**Given records:**
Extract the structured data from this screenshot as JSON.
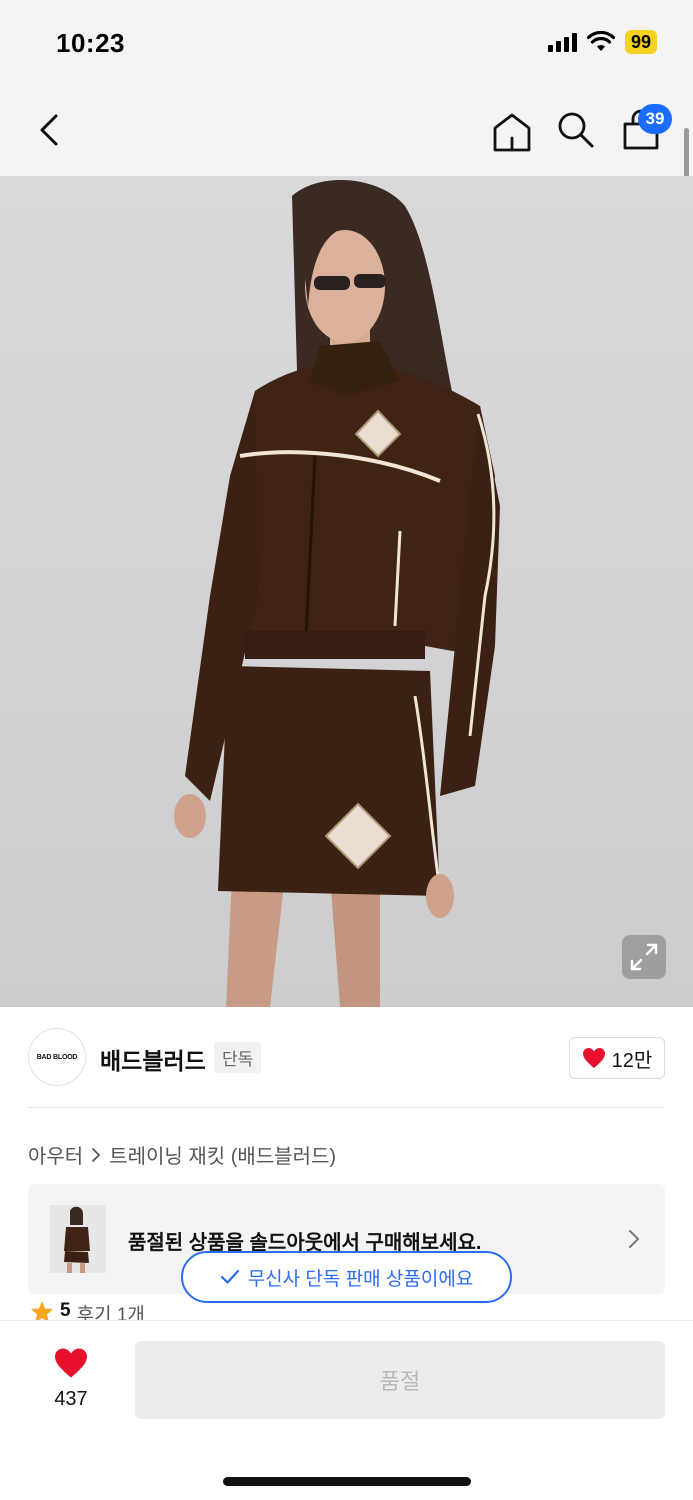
{
  "status": {
    "time": "10:23",
    "battery": "99"
  },
  "nav": {
    "cart_count": "39"
  },
  "brand": {
    "logo_text": "BAD BLOOD",
    "name": "배드블러드",
    "tag": "단독",
    "likes": "12만"
  },
  "breadcrumb": {
    "category": "아우터",
    "separator": ">",
    "product": "트레이닝 재킷 (배드블러드)"
  },
  "soldout": {
    "message": "품절된 상품을 솔드아웃에서 구매해보세요."
  },
  "toast": {
    "message": "무신사 단독 판매 상품이에요"
  },
  "review": {
    "score": "5",
    "count_text": "후기 1개"
  },
  "bottom": {
    "wish_count": "437",
    "buy_label": "품절"
  },
  "colors": {
    "accent_blue": "#2a6df4",
    "heart_red": "#e8112d",
    "battery_yellow": "#f5d21f",
    "velvet_brown": "#3f2416"
  }
}
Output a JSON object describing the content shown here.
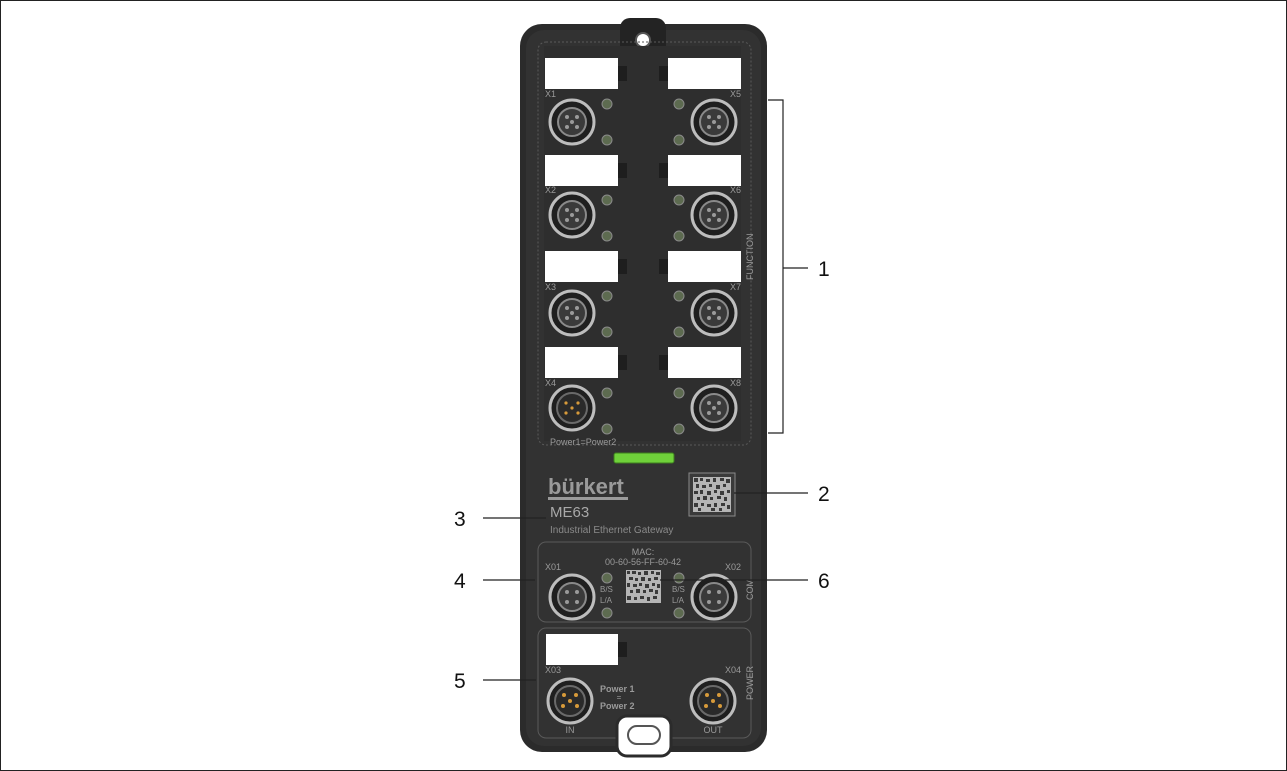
{
  "device": {
    "brand": "bürkert",
    "model": "ME63",
    "description": "Industrial Ethernet Gateway",
    "mac_label": "MAC:",
    "mac_value": "00-60-56-FF-60-42",
    "power_equal_label": "Power1=Power2",
    "function_label": "FUNCTION",
    "com_label": "COM",
    "power_label": "POWER",
    "in_label": "IN",
    "out_label": "OUT",
    "power_in_line1": "Power 1",
    "power_in_eq": "=",
    "power_in_line2": "Power 2"
  },
  "ports": {
    "x1": "X1",
    "x2": "X2",
    "x3": "X3",
    "x4": "X4",
    "x5": "X5",
    "x6": "X6",
    "x7": "X7",
    "x8": "X8",
    "x01": "X01",
    "x02": "X02",
    "x03": "X03",
    "x04": "X04"
  },
  "leds": {
    "bs": "B/S",
    "la": "L/A"
  },
  "callouts": [
    "1",
    "2",
    "3",
    "4",
    "5",
    "6"
  ],
  "colors": {
    "housing": "#2c2c2c",
    "panel": "#333333",
    "label_text": "#a8a8a8",
    "status_led_green": "#6fd13a",
    "side_strip_blue": "#6f93c7",
    "power_pin": "#d79a3a"
  }
}
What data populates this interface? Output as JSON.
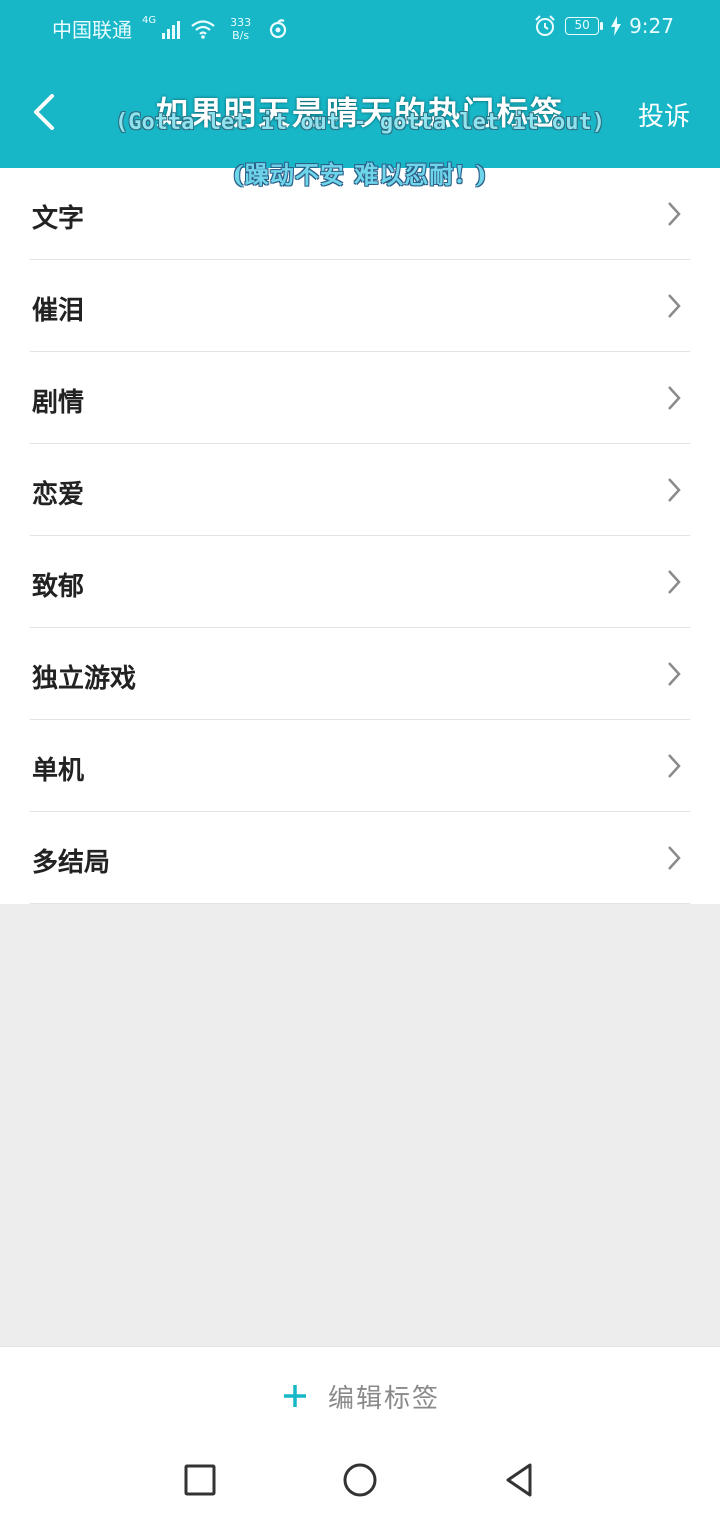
{
  "status_bar": {
    "carrier": "中国联通",
    "network": "4G",
    "speed_value": "333",
    "speed_unit": "B/s",
    "battery": "50",
    "time": "9:27"
  },
  "header": {
    "title": "如果明天是晴天的热门标签",
    "complain_label": "投诉"
  },
  "overlay_lyrics": {
    "line1": "(Gotta let it out - gotta let it out)",
    "line2": "(躁动不安 难以忍耐! )"
  },
  "tags": [
    {
      "label": "文字"
    },
    {
      "label": "催泪"
    },
    {
      "label": "剧情"
    },
    {
      "label": "恋爱"
    },
    {
      "label": "致郁"
    },
    {
      "label": "独立游戏"
    },
    {
      "label": "单机"
    },
    {
      "label": "多结局"
    }
  ],
  "footer": {
    "edit_label": "编辑标签"
  },
  "colors": {
    "accent": "#17b7c8",
    "background": "#ededed"
  }
}
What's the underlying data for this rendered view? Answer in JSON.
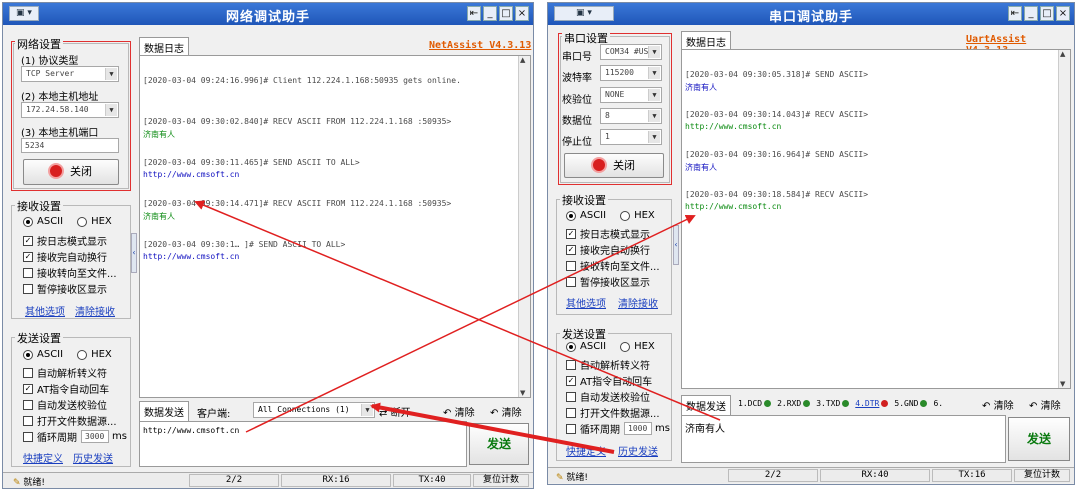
{
  "net": {
    "title": "网络调试助手",
    "brand": "NetAssist V4.3.13",
    "net_settings": {
      "title": "网络设置",
      "protocol_label": "(1) 协议类型",
      "protocol_value": "TCP Server",
      "host_addr_label": "(2) 本地主机地址",
      "host_addr_value": "172.24.58.140",
      "host_port_label": "(3) 本地主机端口",
      "host_port_value": "5234",
      "close_button": "关闭"
    },
    "recv_settings": {
      "title": "接收设置",
      "ascii": "ASCII",
      "hex": "HEX",
      "options": [
        "按日志模式显示",
        "接收完自动换行",
        "接收转向至文件...",
        "暂停接收区显示"
      ],
      "checked": [
        true,
        true,
        false,
        false
      ],
      "link_more": "其他选项",
      "link_clear": "清除接收"
    },
    "send_settings": {
      "title": "发送设置",
      "ascii": "ASCII",
      "hex": "HEX",
      "options": [
        "自动解析转义符",
        "AT指令自动回车",
        "自动发送校验位",
        "打开文件数据源...",
        "循环周期"
      ],
      "checked": [
        false,
        true,
        false,
        false,
        false
      ],
      "period_value": "3000",
      "period_unit": "ms",
      "link_shortcut": "快捷定义",
      "link_history": "历史发送"
    },
    "log_tab": "数据日志",
    "log": [
      {
        "header": "[2020-03-04 09:24:16.996]# Client 112.224.1.168:50935 gets online.",
        "body": "",
        "type": "info"
      },
      {
        "header": "[2020-03-04 09:30:02.840]# RECV ASCII FROM 112.224.1.168 :50935>",
        "body": "济南有人",
        "type": "recv"
      },
      {
        "header": "[2020-03-04 09:30:11.465]# SEND ASCII TO ALL>",
        "body": "http://www.cmsoft.cn",
        "type": "send"
      },
      {
        "header": "[2020-03-04 09:30:14.471]# RECV ASCII FROM 112.224.1.168 :50935>",
        "body": "济南有人",
        "type": "recv"
      },
      {
        "header": "[2020-03-04 09:30:1… ]# SEND ASCII TO ALL>",
        "body": "http://www.cmsoft.cn",
        "type": "send"
      }
    ],
    "send_tab": "数据发送",
    "client_label": "客户端:",
    "client_value": "All Connections (1)",
    "disconnect": "断开",
    "clear1": "清除",
    "clear2": "清除",
    "send_text": "http://www.cmsoft.cn",
    "send_button": "发送",
    "status": {
      "ready": "就绪!",
      "count": "2/2",
      "rx": "RX:16",
      "tx": "TX:40",
      "reset": "复位计数"
    }
  },
  "uart": {
    "title": "串口调试助手",
    "brand": "UartAssist V4.3.13",
    "serial_settings": {
      "title": "串口设置",
      "port_label": "串口号",
      "port_value": "COM34 #US",
      "baud_label": "波特率",
      "baud_value": "115200",
      "parity_label": "校验位",
      "parity_value": "NONE",
      "databits_label": "数据位",
      "databits_value": "8",
      "stopbits_label": "停止位",
      "stopbits_value": "1",
      "close_button": "关闭"
    },
    "recv_settings": {
      "title": "接收设置",
      "ascii": "ASCII",
      "hex": "HEX",
      "options": [
        "按日志模式显示",
        "接收完自动换行",
        "接收转向至文件...",
        "暂停接收区显示"
      ],
      "checked": [
        true,
        true,
        false,
        false
      ],
      "link_more": "其他选项",
      "link_clear": "清除接收"
    },
    "send_settings": {
      "title": "发送设置",
      "ascii": "ASCII",
      "hex": "HEX",
      "options": [
        "自动解析转义符",
        "AT指令自动回车",
        "自动发送校验位",
        "打开文件数据源...",
        "循环周期"
      ],
      "checked": [
        false,
        true,
        false,
        false,
        false
      ],
      "period_value": "1000",
      "period_unit": "ms",
      "link_shortcut": "快捷定义",
      "link_history": "历史发送"
    },
    "log_tab": "数据日志",
    "log": [
      {
        "header": "[2020-03-04 09:30:05.318]# SEND ASCII>",
        "body": "济南有人",
        "type": "send"
      },
      {
        "header": "[2020-03-04 09:30:14.043]# RECV ASCII>",
        "body": "http://www.cmsoft.cn",
        "type": "recv"
      },
      {
        "header": "[2020-03-04 09:30:16.964]# SEND ASCII>",
        "body": "济南有人",
        "type": "send"
      },
      {
        "header": "[2020-03-04 09:30:18.584]# RECV ASCII>",
        "body": "http://www.cmsoft.cn",
        "type": "recv"
      }
    ],
    "send_tab": "数据发送",
    "signals": [
      "1.DCD",
      "2.RXD",
      "3.TXD",
      "4.DTR",
      "5.GND",
      "6."
    ],
    "clear1": "清除",
    "clear2": "清除",
    "send_text": "济南有人",
    "send_button": "发送",
    "status": {
      "ready": "就绪!",
      "count": "2/2",
      "rx": "RX:40",
      "tx": "TX:16",
      "reset": "复位计数"
    }
  },
  "colors": {
    "title_bar": "#2a66c8",
    "annotation": "#e02020",
    "recv_text": "#0a8a10",
    "send_text": "#1010c0",
    "brand": "#e05a00"
  }
}
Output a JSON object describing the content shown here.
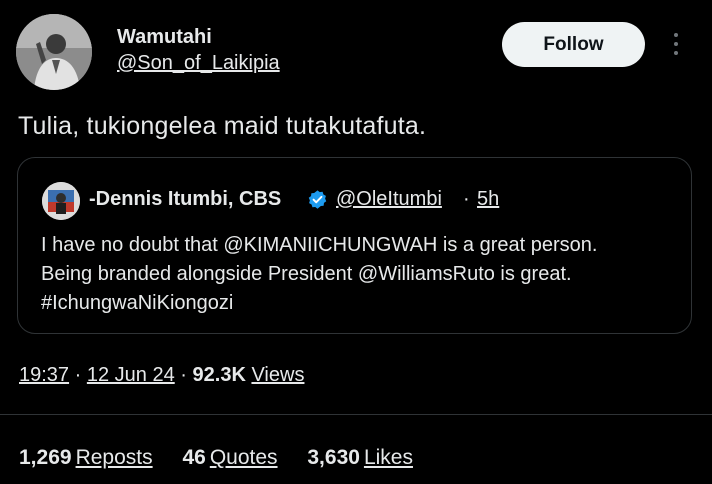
{
  "author": {
    "display_name": "Wamutahi",
    "handle": "@Son_of_Laikipia"
  },
  "follow_label": "Follow",
  "tweet_text": "Tulia, tukiongelea maid tutakutafuta.",
  "quoted": {
    "display_name": "-Dennis Itumbi, CBS",
    "handle": "@OleItumbi",
    "separator": "·",
    "time": "5h",
    "lines": [
      "I have no doubt that @KIMANIICHUNGWAH is a great person.",
      "Being branded alongside President @WilliamsRuto is great.",
      "#IchungwaNiKiongozi"
    ]
  },
  "meta": {
    "time": "19:37",
    "sep": "·",
    "date": "12 Jun 24",
    "views_count": "92.3K",
    "views_label": "Views"
  },
  "stats": {
    "reposts_count": "1,269",
    "reposts_label": "Reposts",
    "quotes_count": "46",
    "quotes_label": "Quotes",
    "likes_count": "3,630",
    "likes_label": "Likes"
  },
  "colors": {
    "background": "#000000",
    "text": "#e7e9ea",
    "border": "#2f3336",
    "follow_bg": "#eff3f4",
    "verified": "#1d9bf0"
  }
}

**Problem description:**
Look over the listing. Pull out every line with the string "this" in it.

**Correct output:**
Extract the structured data from this screenshot as JSON.
What data populates this interface? Output as JSON.
What's the underlying data for this rendered view? Answer in JSON.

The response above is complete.